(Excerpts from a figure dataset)

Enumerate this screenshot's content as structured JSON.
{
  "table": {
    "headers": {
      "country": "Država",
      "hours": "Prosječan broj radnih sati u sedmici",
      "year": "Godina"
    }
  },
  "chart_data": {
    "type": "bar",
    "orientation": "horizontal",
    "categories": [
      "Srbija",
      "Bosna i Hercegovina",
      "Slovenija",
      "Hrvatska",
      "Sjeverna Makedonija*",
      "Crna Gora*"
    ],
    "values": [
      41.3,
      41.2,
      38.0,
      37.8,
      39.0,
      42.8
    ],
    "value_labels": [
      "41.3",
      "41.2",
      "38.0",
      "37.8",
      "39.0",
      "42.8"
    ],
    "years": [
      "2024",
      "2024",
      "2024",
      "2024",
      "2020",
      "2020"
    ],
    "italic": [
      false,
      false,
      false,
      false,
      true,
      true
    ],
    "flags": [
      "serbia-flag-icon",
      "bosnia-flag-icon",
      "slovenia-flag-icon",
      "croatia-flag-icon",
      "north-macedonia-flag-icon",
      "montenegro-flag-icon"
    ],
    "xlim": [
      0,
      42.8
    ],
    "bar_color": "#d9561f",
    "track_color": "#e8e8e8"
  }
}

◆ **What to produce**: The records above are to be copied in full, exactly as written.

◆ **Solution to this problem**:
Enumerate this screenshot's content as structured JSON.
{
  "table": {
    "headers": {
      "country": "Država",
      "hours": "Prosječan broj radnih sati u sedmici",
      "year": "Godina"
    }
  },
  "chart_data": {
    "type": "bar",
    "orientation": "horizontal",
    "categories": [
      "Srbija",
      "Bosna i Hercegovina",
      "Slovenija",
      "Hrvatska",
      "Sjeverna Makedonija*",
      "Crna Gora*"
    ],
    "values": [
      41.3,
      41.2,
      38.0,
      37.8,
      39.0,
      42.8
    ],
    "value_labels": [
      "41.3",
      "41.2",
      "38.0",
      "37.8",
      "39.0",
      "42.8"
    ],
    "years": [
      "2024",
      "2024",
      "2024",
      "2024",
      "2020",
      "2020"
    ],
    "italic": [
      false,
      false,
      false,
      false,
      true,
      true
    ],
    "flags": [
      "serbia-flag-icon",
      "bosnia-flag-icon",
      "slovenia-flag-icon",
      "croatia-flag-icon",
      "north-macedonia-flag-icon",
      "montenegro-flag-icon"
    ],
    "xlim": [
      0,
      42.8
    ],
    "bar_color": "#d9561f",
    "track_color": "#e8e8e8"
  }
}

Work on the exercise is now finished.